Transcreva fielmente, do texto sobre o filme A menina que roubava livros, tudo o que vai desde "Todos os filmes" até "proibidos pelos nazistas.".

▶ [Texto base]:
------------
A menina que roubava livros

Ontem vi o bom filme A MENINA QUE ROUBAVA LIVROS, cuja protagonista é uma menina filha de comunistas adotada por uma família alemã pouco antes da II Guerra Mundial. O filme retrata suas experiências infantis antes e durante a guerra.

O tema não é novo. Na verdade há vários outros filmes que tratam do assunto, alguns deles igualmente muito bons.

Em A MENINA QUE ROUBAVA LIVROS há uma cena em que a protagonista e seu amiguinho fogem de casa. Ao chegarem a um lago eles gritam que odeiam Hitler. Esta cena pode ser comparada a do menino inglês que agradece o líder alemão por ter bombardeado sua odiosa escola inglesa em ESPERANÇA E GLÓRIA (1987)

No começo do filme JOYEUX NOEL (2005) é mostrado como, antes da I Guerra Mundial, as crianças francesas e inglesas eram ensinadas a odiar o inimigo alemão e como as crianças alemãs eram ensinadas a odiar os inimigos inglês e francês. Em GRITOS DO SILÊNCIO (1985) as crianças é que comandam um campo de concentração e reeducação revolucionário no Camboja. Elas escolhem quem vai viver e quem vai morrer, participando das execuções.

A protagonista de A MENINA QUE ROUBAVA LIVROS faz amizade com o judeu acolhido e escondido pela sua família adotiva. Ele reforça seu gosto pelos livros e lhe dá um presente: uma cópia do livro de Hitler com as páginas pintadas de branco para que ela possa escrever um diário. Em THE DIARY OF ANNE FRANK (1959), filme inspirado na famosa obra encontrada e publicada após a II Guerra Mundial, a jovem judia escreve seu diário durante o período em que fica escondida dos nazistas.

A protagonista de A MENINA QUE ROUBAVA LIVROS sobrevive a um bombardeio dos Aliados. Aturdida entre os escombros ela vê os corpos inertes dos pais adotivos e presencia a morte do amiguinho com quem fugira. No filme ALEMANHA ANO ZERO (1948) o protagonista infantil sobrevive precariamente nos escombros de uma cidade alemã destruída pelos Aliados. Influenciado pelas ideias do professor nazista ele envenena o pai moribundo e, arrependido, se suicida pulando do alto de um prédio semi destruído.

Todos os filmes que citei tem basicamente o mesmo tema: a impotência infantil diante da História, da sociedade e da guerra. Tragados pelos conflitos as crianças são obrigadas a se ajustar a um mundo em desajuste. Em FILHOS DA GUERRA (1990), para sobreviver um menino judeu se vê obrigado a mentir e representar que é ariano e alemão. Recrutado ele vai a guerra e acaba sendo preso e reeducado por comunistas soviéticos. A protagonista de A MENINA QUE ROUBAVA LIVROS também sobrevive à guerra. Mas é ela mesmo que se reeduca através dos livros, alguns deles proibidos pelos nazistas.
------------
▶ [Dados fornecidos]:
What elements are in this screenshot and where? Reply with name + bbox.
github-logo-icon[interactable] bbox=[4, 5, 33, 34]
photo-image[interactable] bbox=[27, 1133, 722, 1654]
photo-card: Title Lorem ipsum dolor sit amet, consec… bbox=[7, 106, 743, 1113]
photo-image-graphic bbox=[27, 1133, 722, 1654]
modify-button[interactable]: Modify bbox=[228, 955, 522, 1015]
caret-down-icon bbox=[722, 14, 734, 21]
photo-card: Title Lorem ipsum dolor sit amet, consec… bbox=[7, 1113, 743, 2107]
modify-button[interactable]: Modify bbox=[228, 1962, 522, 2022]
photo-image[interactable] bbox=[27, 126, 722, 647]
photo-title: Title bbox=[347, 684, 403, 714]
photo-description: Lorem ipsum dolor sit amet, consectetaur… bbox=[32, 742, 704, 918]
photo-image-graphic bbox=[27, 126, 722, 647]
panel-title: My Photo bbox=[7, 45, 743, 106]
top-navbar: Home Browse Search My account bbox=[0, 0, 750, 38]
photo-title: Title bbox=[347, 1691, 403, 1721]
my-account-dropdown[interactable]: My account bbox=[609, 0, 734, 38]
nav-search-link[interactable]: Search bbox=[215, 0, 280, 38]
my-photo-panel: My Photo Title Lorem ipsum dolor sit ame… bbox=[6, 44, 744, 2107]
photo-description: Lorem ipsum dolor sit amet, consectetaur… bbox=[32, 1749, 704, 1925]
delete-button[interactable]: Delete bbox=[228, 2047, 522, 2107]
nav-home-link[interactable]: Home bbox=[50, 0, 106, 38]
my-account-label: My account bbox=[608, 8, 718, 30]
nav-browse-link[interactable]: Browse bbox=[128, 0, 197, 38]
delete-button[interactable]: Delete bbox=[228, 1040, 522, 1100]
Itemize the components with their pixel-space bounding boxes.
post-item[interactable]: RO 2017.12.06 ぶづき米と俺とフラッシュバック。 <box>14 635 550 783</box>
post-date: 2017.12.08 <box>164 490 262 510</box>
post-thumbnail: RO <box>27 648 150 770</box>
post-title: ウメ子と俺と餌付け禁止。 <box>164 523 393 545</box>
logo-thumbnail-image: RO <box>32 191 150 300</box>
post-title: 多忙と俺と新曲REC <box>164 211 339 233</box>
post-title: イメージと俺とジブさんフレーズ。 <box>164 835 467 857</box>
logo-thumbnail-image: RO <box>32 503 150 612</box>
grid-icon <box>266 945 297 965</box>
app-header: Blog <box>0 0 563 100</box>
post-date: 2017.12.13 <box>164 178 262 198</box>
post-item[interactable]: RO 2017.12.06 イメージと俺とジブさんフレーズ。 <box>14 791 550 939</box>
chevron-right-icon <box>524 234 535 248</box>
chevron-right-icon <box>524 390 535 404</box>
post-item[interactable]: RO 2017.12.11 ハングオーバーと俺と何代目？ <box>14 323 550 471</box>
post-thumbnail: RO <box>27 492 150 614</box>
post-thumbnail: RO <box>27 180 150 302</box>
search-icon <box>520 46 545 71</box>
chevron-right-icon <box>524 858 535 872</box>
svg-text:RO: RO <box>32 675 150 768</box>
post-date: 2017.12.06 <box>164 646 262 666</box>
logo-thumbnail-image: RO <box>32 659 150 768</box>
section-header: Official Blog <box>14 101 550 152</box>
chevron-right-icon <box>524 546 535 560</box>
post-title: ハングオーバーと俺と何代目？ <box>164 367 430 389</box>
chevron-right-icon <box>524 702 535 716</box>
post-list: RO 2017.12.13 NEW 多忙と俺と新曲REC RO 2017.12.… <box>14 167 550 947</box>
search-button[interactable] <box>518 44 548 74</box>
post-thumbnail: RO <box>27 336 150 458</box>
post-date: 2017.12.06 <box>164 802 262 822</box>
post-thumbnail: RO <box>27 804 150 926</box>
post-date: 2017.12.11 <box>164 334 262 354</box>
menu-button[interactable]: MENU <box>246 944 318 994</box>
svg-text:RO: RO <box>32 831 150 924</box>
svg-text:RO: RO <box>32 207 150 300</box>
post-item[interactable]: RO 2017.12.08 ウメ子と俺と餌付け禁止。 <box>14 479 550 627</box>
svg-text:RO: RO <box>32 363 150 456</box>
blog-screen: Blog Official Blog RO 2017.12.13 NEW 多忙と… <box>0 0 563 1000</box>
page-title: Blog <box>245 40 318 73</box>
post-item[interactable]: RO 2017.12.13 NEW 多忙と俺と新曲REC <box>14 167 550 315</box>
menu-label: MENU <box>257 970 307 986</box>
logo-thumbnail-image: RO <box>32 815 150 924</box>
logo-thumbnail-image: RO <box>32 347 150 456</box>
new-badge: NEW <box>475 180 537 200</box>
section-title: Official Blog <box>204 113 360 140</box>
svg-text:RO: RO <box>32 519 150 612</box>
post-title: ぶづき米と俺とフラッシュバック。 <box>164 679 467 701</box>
------------
▶ [Resolução]:
Todos os filmes que citei tem basicamente o mesmo tema: a impotência infantil diante da História, da sociedade e da guerra. Tragados pelos conflitos as crianças são obrigadas a se ajustar a um mundo em desajuste. Em FILHOS DA GUERRA (1990), para sobreviver um menino judeu se vê obrigado a mentir e representar que é ariano e alemão. Recrutado ele vai a guerra e acaba sendo preso e reeducado por comunistas soviéticos. A protagonista de A MENINA QUE ROUBAVA LIVROS também sobrevive à guerra. Mas é ela mesmo que se reeduca através dos livros, alguns deles proibidos pelos nazistas.